• **Given instruction**: Give the listing again character for character, but drop the images.

• **Material provided**:
★ ★ ★ ★ ★ ★ ★

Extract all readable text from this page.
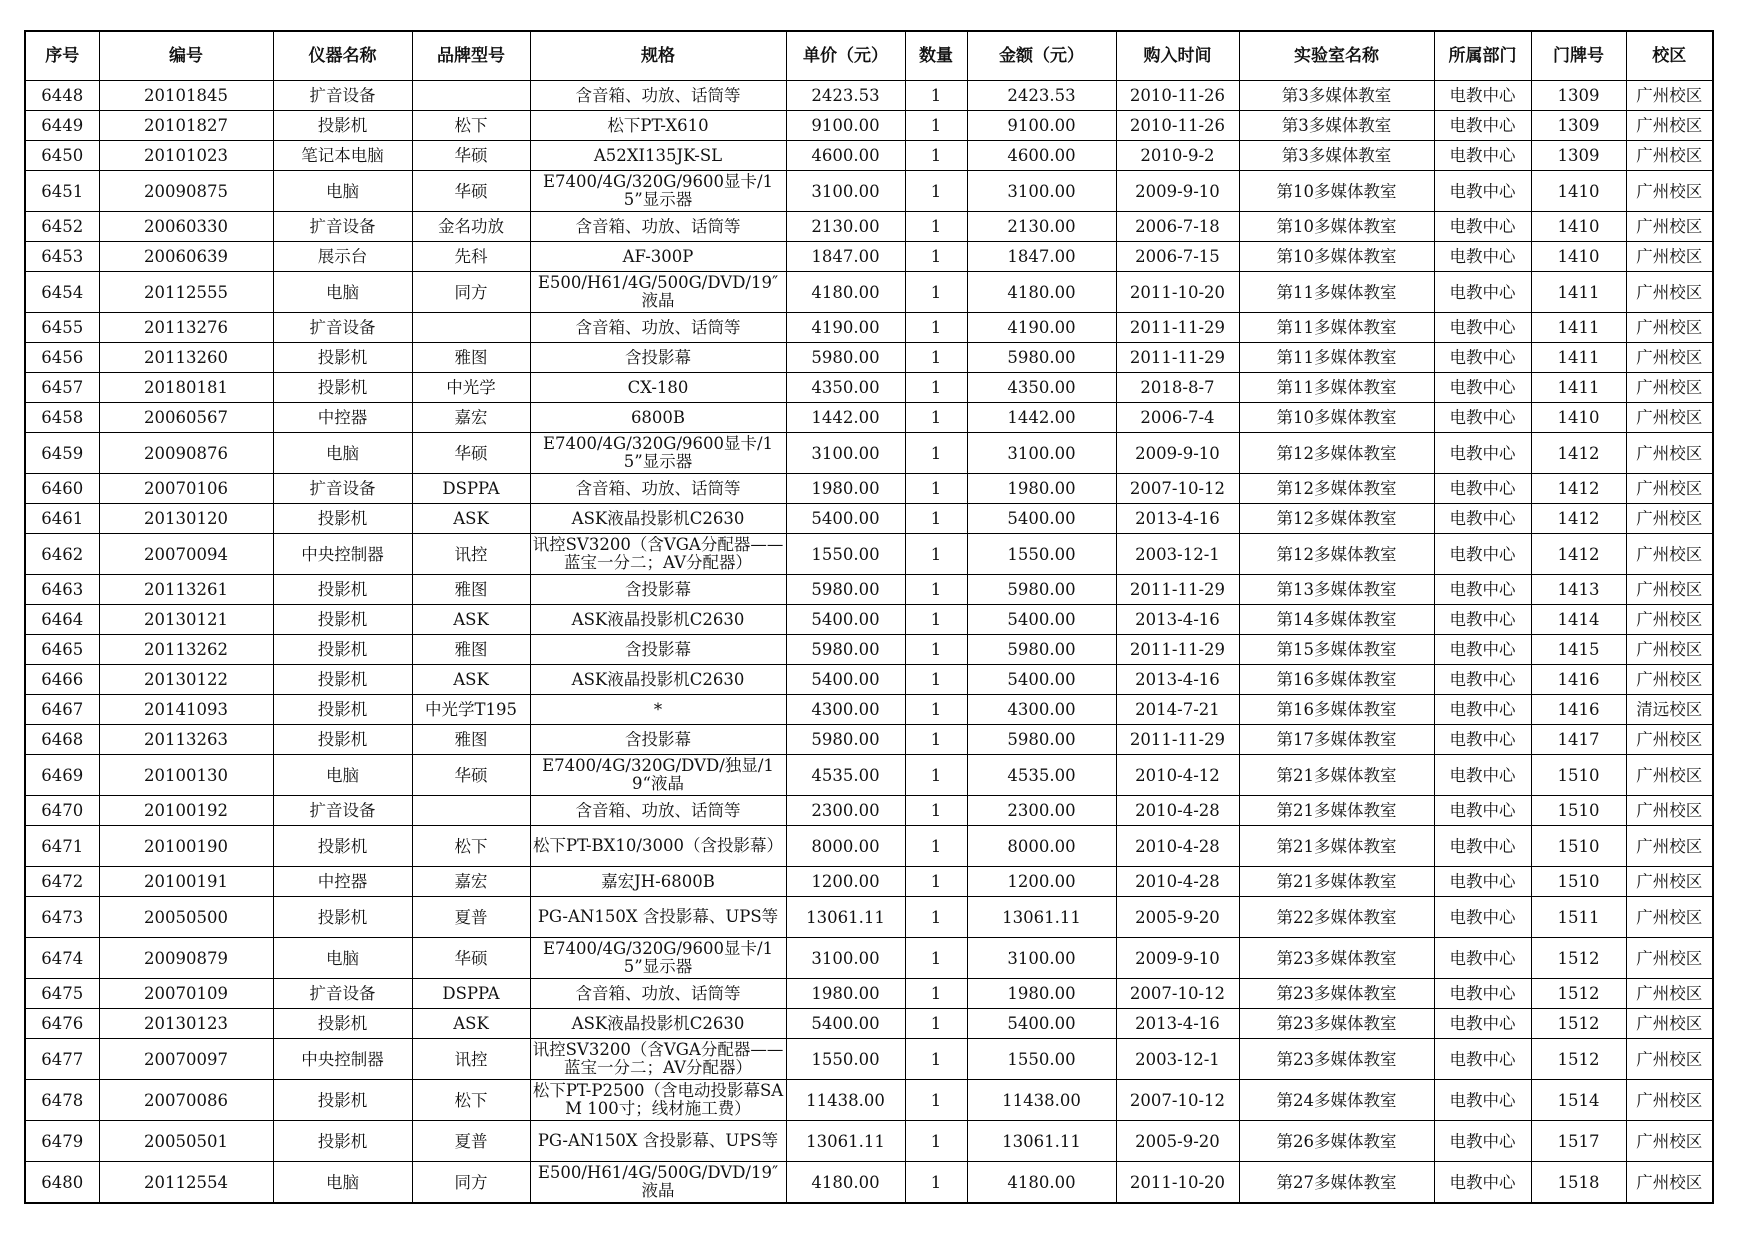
序号	编号	仪器名称	品牌型号	规格	单价（元）	数量	金额（元）	购入时间	实验室名称	所属部门	门牌号	校区
6448	20101845	扩音设备		含音箱、功放、话筒等	2423.53	1	2423.53	2010-11-26	第3多媒体教室	电教中心	1309	广州校区
6449	20101827	投影机	松下	松下PT-X610	9100.00	1	9100.00	2010-11-26	第3多媒体教室	电教中心	1309	广州校区
6450	20101023	笔记本电脑	华硕	A52XI135JK-SL	4600.00	1	4600.00	2010-9-2	第3多媒体教室	电教中心	1309	广州校区
6451	20090875	电脑	华硕	E7400/4G/320G/9600显卡/15”显示器	3100.00	1	3100.00	2009-9-10	第10多媒体教室	电教中心	1410	广州校区
6452	20060330	扩音设备	金名功放	含音箱、功放、话筒等	2130.00	1	2130.00	2006-7-18	第10多媒体教室	电教中心	1410	广州校区
6453	20060639	展示台	先科	AF-300P	1847.00	1	1847.00	2006-7-15	第10多媒体教室	电教中心	1410	广州校区
6454	20112555	电脑	同方	E500/H61/4G/500G/DVD/19″液晶	4180.00	1	4180.00	2011-10-20	第11多媒体教室	电教中心	1411	广州校区
6455	20113276	扩音设备		含音箱、功放、话筒等	4190.00	1	4190.00	2011-11-29	第11多媒体教室	电教中心	1411	广州校区
6456	20113260	投影机	雅图	含投影幕	5980.00	1	5980.00	2011-11-29	第11多媒体教室	电教中心	1411	广州校区
6457	20180181	投影机	中光学	CX-180	4350.00	1	4350.00	2018-8-7	第11多媒体教室	电教中心	1411	广州校区
6458	20060567	中控器	嘉宏	6800B	1442.00	1	1442.00	2006-7-4	第10多媒体教室	电教中心	1410	广州校区
6459	20090876	电脑	华硕	E7400/4G/320G/9600显卡/15”显示器	3100.00	1	3100.00	2009-9-10	第12多媒体教室	电教中心	1412	广州校区
6460	20070106	扩音设备	DSPPA	含音箱、功放、话筒等	1980.00	1	1980.00	2007-10-12	第12多媒体教室	电教中心	1412	广州校区
6461	20130120	投影机	ASK	ASK液晶投影机C2630	5400.00	1	5400.00	2013-4-16	第12多媒体教室	电教中心	1412	广州校区
6462	20070094	中央控制器	讯控	讯控SV3200（含VGA分配器——蓝宝一分二；AV分配器）	1550.00	1	1550.00	2003-12-1	第12多媒体教室	电教中心	1412	广州校区
6463	20113261	投影机	雅图	含投影幕	5980.00	1	5980.00	2011-11-29	第13多媒体教室	电教中心	1413	广州校区
6464	20130121	投影机	ASK	ASK液晶投影机C2630	5400.00	1	5400.00	2013-4-16	第14多媒体教室	电教中心	1414	广州校区
6465	20113262	投影机	雅图	含投影幕	5980.00	1	5980.00	2011-11-29	第15多媒体教室	电教中心	1415	广州校区
6466	20130122	投影机	ASK	ASK液晶投影机C2630	5400.00	1	5400.00	2013-4-16	第16多媒体教室	电教中心	1416	广州校区
6467	20141093	投影机	中光学T195	*	4300.00	1	4300.00	2014-7-21	第16多媒体教室	电教中心	1416	清远校区
6468	20113263	投影机	雅图	含投影幕	5980.00	1	5980.00	2011-11-29	第17多媒体教室	电教中心	1417	广州校区
6469	20100130	电脑	华硕	E7400/4G/320G/DVD/独显/19“液晶	4535.00	1	4535.00	2010-4-12	第21多媒体教室	电教中心	1510	广州校区
6470	20100192	扩音设备		含音箱、功放、话筒等	2300.00	1	2300.00	2010-4-28	第21多媒体教室	电教中心	1510	广州校区
6471	20100190	投影机	松下	松下PT-BX10/3000（含投影幕）	8000.00	1	8000.00	2010-4-28	第21多媒体教室	电教中心	1510	广州校区
6472	20100191	中控器	嘉宏	嘉宏JH-6800B	1200.00	1	1200.00	2010-4-28	第21多媒体教室	电教中心	1510	广州校区
6473	20050500	投影机	夏普	PG-AN150X 含投影幕、UPS等	13061.11	1	13061.11	2005-9-20	第22多媒体教室	电教中心	1511	广州校区
6474	20090879	电脑	华硕	E7400/4G/320G/9600显卡/15”显示器	3100.00	1	3100.00	2009-9-10	第23多媒体教室	电教中心	1512	广州校区
6475	20070109	扩音设备	DSPPA	含音箱、功放、话筒等	1980.00	1	1980.00	2007-10-12	第23多媒体教室	电教中心	1512	广州校区
6476	20130123	投影机	ASK	ASK液晶投影机C2630	5400.00	1	5400.00	2013-4-16	第23多媒体教室	电教中心	1512	广州校区
6477	20070097	中央控制器	讯控	讯控SV3200（含VGA分配器——蓝宝一分二；AV分配器）	1550.00	1	1550.00	2003-12-1	第23多媒体教室	电教中心	1512	广州校区
6478	20070086	投影机	松下	松下PT-P2500（含电动投影幕SAM 100寸；线材施工费）	11438.00	1	11438.00	2007-10-12	第24多媒体教室	电教中心	1514	广州校区
6479	20050501	投影机	夏普	PG-AN150X 含投影幕、UPS等	13061.11	1	13061.11	2005-9-20	第26多媒体教室	电教中心	1517	广州校区
6480	20112554	电脑	同方	E500/H61/4G/500G/DVD/19″液晶	4180.00	1	4180.00	2011-10-20	第27多媒体教室	电教中心	1518	广州校区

★ ★ ★ ★ ★ ★ ★

• **Solution for this exercise**:
Extract all readable text from this page.
序号	编号	仪器名称	品牌型号	规格	单价（元）	数量	金额（元）	购入时间	实验室名称	所属部门	门牌号	校区
6448	20101845	扩音设备		含音箱、功放、话筒等	2423.53	1	2423.53	2010-11-26	第3多媒体教室	电教中心	1309	广州校区
6449	20101827	投影机	松下	松下PT-X610	9100.00	1	9100.00	2010-11-26	第3多媒体教室	电教中心	1309	广州校区
6450	20101023	笔记本电脑	华硕	A52XI135JK-SL	4600.00	1	4600.00	2010-9-2	第3多媒体教室	电教中心	1309	广州校区
6451	20090875	电脑	华硕	E7400/4G/320G/9600显卡/15”显示器	3100.00	1	3100.00	2009-9-10	第10多媒体教室	电教中心	1410	广州校区
6452	20060330	扩音设备	金名功放	含音箱、功放、话筒等	2130.00	1	2130.00	2006-7-18	第10多媒体教室	电教中心	1410	广州校区
6453	20060639	展示台	先科	AF-300P	1847.00	1	1847.00	2006-7-15	第10多媒体教室	电教中心	1410	广州校区
6454	20112555	电脑	同方	E500/H61/4G/500G/DVD/19″液晶	4180.00	1	4180.00	2011-10-20	第11多媒体教室	电教中心	1411	广州校区
6455	20113276	扩音设备		含音箱、功放、话筒等	4190.00	1	4190.00	2011-11-29	第11多媒体教室	电教中心	1411	广州校区
6456	20113260	投影机	雅图	含投影幕	5980.00	1	5980.00	2011-11-29	第11多媒体教室	电教中心	1411	广州校区
6457	20180181	投影机	中光学	CX-180	4350.00	1	4350.00	2018-8-7	第11多媒体教室	电教中心	1411	广州校区
6458	20060567	中控器	嘉宏	6800B	1442.00	1	1442.00	2006-7-4	第10多媒体教室	电教中心	1410	广州校区
6459	20090876	电脑	华硕	E7400/4G/320G/9600显卡/15”显示器	3100.00	1	3100.00	2009-9-10	第12多媒体教室	电教中心	1412	广州校区
6460	20070106	扩音设备	DSPPA	含音箱、功放、话筒等	1980.00	1	1980.00	2007-10-12	第12多媒体教室	电教中心	1412	广州校区
6461	20130120	投影机	ASK	ASK液晶投影机C2630	5400.00	1	5400.00	2013-4-16	第12多媒体教室	电教中心	1412	广州校区
6462	20070094	中央控制器	讯控	讯控SV3200（含VGA分配器——蓝宝一分二；AV分配器）	1550.00	1	1550.00	2003-12-1	第12多媒体教室	电教中心	1412	广州校区
6463	20113261	投影机	雅图	含投影幕	5980.00	1	5980.00	2011-11-29	第13多媒体教室	电教中心	1413	广州校区
6464	20130121	投影机	ASK	ASK液晶投影机C2630	5400.00	1	5400.00	2013-4-16	第14多媒体教室	电教中心	1414	广州校区
6465	20113262	投影机	雅图	含投影幕	5980.00	1	5980.00	2011-11-29	第15多媒体教室	电教中心	1415	广州校区
6466	20130122	投影机	ASK	ASK液晶投影机C2630	5400.00	1	5400.00	2013-4-16	第16多媒体教室	电教中心	1416	广州校区
6467	20141093	投影机	中光学T195	*	4300.00	1	4300.00	2014-7-21	第16多媒体教室	电教中心	1416	清远校区
6468	20113263	投影机	雅图	含投影幕	5980.00	1	5980.00	2011-11-29	第17多媒体教室	电教中心	1417	广州校区
6469	20100130	电脑	华硕	E7400/4G/320G/DVD/独显/19“液晶	4535.00	1	4535.00	2010-4-12	第21多媒体教室	电教中心	1510	广州校区
6470	20100192	扩音设备		含音箱、功放、话筒等	2300.00	1	2300.00	2010-4-28	第21多媒体教室	电教中心	1510	广州校区
6471	20100190	投影机	松下	松下PT-BX10/3000（含投影幕）	8000.00	1	8000.00	2010-4-28	第21多媒体教室	电教中心	1510	广州校区
6472	20100191	中控器	嘉宏	嘉宏JH-6800B	1200.00	1	1200.00	2010-4-28	第21多媒体教室	电教中心	1510	广州校区
6473	20050500	投影机	夏普	PG-AN150X 含投影幕、UPS等	13061.11	1	13061.11	2005-9-20	第22多媒体教室	电教中心	1511	广州校区
6474	20090879	电脑	华硕	E7400/4G/320G/9600显卡/15”显示器	3100.00	1	3100.00	2009-9-10	第23多媒体教室	电教中心	1512	广州校区
6475	20070109	扩音设备	DSPPA	含音箱、功放、话筒等	1980.00	1	1980.00	2007-10-12	第23多媒体教室	电教中心	1512	广州校区
6476	20130123	投影机	ASK	ASK液晶投影机C2630	5400.00	1	5400.00	2013-4-16	第23多媒体教室	电教中心	1512	广州校区
6477	20070097	中央控制器	讯控	讯控SV3200（含VGA分配器——蓝宝一分二；AV分配器）	1550.00	1	1550.00	2003-12-1	第23多媒体教室	电教中心	1512	广州校区
6478	20070086	投影机	松下	松下PT-P2500（含电动投影幕SAM 100寸；线材施工费）	11438.00	1	11438.00	2007-10-12	第24多媒体教室	电教中心	1514	广州校区
6479	20050501	投影机	夏普	PG-AN150X 含投影幕、UPS等	13061.11	1	13061.11	2005-9-20	第26多媒体教室	电教中心	1517	广州校区
6480	20112554	电脑	同方	E500/H61/4G/500G/DVD/19″液晶	4180.00	1	4180.00	2011-10-20	第27多媒体教室	电教中心	1518	广州校区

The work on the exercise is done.